◆ EXERCISE TASK
Each line that holds the word "from" counts once; give the total for the records below and nothing else.

MATERIAL TO PROCESS start

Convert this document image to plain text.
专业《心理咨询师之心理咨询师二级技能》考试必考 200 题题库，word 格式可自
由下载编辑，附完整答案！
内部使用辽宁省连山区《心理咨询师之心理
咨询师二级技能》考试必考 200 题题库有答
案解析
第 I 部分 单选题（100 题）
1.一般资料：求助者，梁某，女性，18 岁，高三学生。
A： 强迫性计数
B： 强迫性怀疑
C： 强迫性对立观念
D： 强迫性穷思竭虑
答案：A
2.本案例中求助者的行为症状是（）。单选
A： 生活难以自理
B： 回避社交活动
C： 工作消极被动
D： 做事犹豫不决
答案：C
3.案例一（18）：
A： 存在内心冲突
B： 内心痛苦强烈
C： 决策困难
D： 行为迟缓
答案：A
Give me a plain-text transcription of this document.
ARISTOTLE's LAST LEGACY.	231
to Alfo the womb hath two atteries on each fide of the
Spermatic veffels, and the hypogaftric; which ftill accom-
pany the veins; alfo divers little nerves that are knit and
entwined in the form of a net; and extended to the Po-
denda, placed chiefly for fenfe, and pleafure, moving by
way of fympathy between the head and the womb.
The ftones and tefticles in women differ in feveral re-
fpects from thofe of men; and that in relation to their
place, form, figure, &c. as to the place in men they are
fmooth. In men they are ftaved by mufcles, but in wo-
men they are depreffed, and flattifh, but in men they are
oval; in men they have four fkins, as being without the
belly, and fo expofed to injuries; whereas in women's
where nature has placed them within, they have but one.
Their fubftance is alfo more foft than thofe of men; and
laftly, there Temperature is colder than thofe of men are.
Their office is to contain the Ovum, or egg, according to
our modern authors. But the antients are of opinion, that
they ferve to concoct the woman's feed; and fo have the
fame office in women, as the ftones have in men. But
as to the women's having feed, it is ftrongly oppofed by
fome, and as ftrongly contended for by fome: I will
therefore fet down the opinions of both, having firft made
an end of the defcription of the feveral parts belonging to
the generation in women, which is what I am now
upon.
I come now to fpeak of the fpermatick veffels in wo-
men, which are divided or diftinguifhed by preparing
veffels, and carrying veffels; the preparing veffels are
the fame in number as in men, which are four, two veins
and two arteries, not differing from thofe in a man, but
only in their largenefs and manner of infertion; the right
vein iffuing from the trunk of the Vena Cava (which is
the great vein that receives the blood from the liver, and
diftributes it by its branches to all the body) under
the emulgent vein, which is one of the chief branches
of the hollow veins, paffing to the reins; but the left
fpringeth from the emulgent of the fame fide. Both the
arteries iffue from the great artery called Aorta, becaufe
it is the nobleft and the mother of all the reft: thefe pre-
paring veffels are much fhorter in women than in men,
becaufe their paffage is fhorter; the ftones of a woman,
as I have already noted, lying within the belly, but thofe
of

MATERIAL TO PROCESS end

◆ SOLUTION TO THE EXERCISE
6